## The data
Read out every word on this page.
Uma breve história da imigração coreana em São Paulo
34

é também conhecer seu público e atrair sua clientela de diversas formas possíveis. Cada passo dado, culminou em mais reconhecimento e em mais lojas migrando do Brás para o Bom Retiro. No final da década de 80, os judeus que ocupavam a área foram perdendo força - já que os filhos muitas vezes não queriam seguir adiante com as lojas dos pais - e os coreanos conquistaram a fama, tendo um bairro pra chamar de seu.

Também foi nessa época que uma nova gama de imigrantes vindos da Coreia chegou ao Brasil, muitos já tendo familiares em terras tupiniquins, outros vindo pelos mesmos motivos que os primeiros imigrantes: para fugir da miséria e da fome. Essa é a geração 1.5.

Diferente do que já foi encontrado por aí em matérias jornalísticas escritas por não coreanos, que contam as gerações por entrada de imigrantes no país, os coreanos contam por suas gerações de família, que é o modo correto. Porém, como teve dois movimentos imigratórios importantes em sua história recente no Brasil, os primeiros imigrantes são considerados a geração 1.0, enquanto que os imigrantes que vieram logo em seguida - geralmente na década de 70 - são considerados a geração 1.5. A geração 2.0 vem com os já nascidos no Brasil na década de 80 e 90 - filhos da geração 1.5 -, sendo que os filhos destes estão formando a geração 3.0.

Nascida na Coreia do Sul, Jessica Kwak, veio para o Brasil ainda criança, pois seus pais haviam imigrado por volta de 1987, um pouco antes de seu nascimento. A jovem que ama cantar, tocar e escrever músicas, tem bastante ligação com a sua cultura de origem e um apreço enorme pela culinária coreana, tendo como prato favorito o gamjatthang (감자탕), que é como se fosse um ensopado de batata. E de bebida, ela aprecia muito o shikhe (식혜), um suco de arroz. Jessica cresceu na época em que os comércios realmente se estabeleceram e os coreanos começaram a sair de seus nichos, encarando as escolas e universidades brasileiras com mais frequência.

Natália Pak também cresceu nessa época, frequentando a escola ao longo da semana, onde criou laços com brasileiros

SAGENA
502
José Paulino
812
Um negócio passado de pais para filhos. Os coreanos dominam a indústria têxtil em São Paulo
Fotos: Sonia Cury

## Description of the task
Your task is to return the full listing exactly as it was given.

## Response for this exercise
Read out every word on this page.
Uma breve história da imigração coreana em São Paulo
34

é também conhecer seu público e atrair sua clientela de diversas formas possíveis. Cada passo dado, culminou em mais reconhecimento e em mais lojas migrando do Brás para o Bom Retiro. No final da década de 80, os judeus que ocupavam a área foram perdendo força - já que os filhos muitas vezes não queriam seguir adiante com as lojas dos pais - e os coreanos conquistaram a fama, tendo um bairro pra chamar de seu.

Também foi nessa época que uma nova gama de imigrantes vindos da Coreia chegou ao Brasil, muitos já tendo familiares em terras tupiniquins, outros vindo pelos mesmos motivos que os primeiros imigrantes: para fugir da miséria e da fome. Essa é a geração 1.5.

Diferente do que já foi encontrado por aí em matérias jornalísticas escritas por não coreanos, que contam as gerações por entrada de imigrantes no país, os coreanos contam por suas gerações de família, que é o modo correto. Porém, como teve dois movimentos imigratórios importantes em sua história recente no Brasil, os primeiros imigrantes são considerados a geração 1.0, enquanto que os imigrantes que vieram logo em seguida - geralmente na década de 70 - são considerados a geração 1.5. A geração 2.0 vem com os já nascidos no Brasil na década de 80 e 90 - filhos da geração 1.5 -, sendo que os filhos destes estão formando a geração 3.0.

Nascida na Coreia do Sul, Jessica Kwak, veio para o Brasil ainda criança, pois seus pais haviam imigrado por volta de 1987, um pouco antes de seu nascimento. A jovem que ama cantar, tocar e escrever músicas, tem bastante ligação com a sua cultura de origem e um apreço enorme pela culinária coreana, tendo como prato favorito o gamjatthang (감자탕), que é como se fosse um ensopado de batata. E de bebida, ela aprecia muito o shikhe (식혜), um suco de arroz. Jessica cresceu na época em que os comércios realmente se estabeleceram e os coreanos começaram a sair de seus nichos, encarando as escolas e universidades brasileiras com mais frequência.

Natália Pak também cresceu nessa época, frequentando a escola ao longo da semana, onde criou laços com brasileiros

SAGENA
502
José Paulino
812
Um negócio passado de pais para filhos. Os coreanos dominam a indústria têxtil em São Paulo
Fotos: Sonia Cury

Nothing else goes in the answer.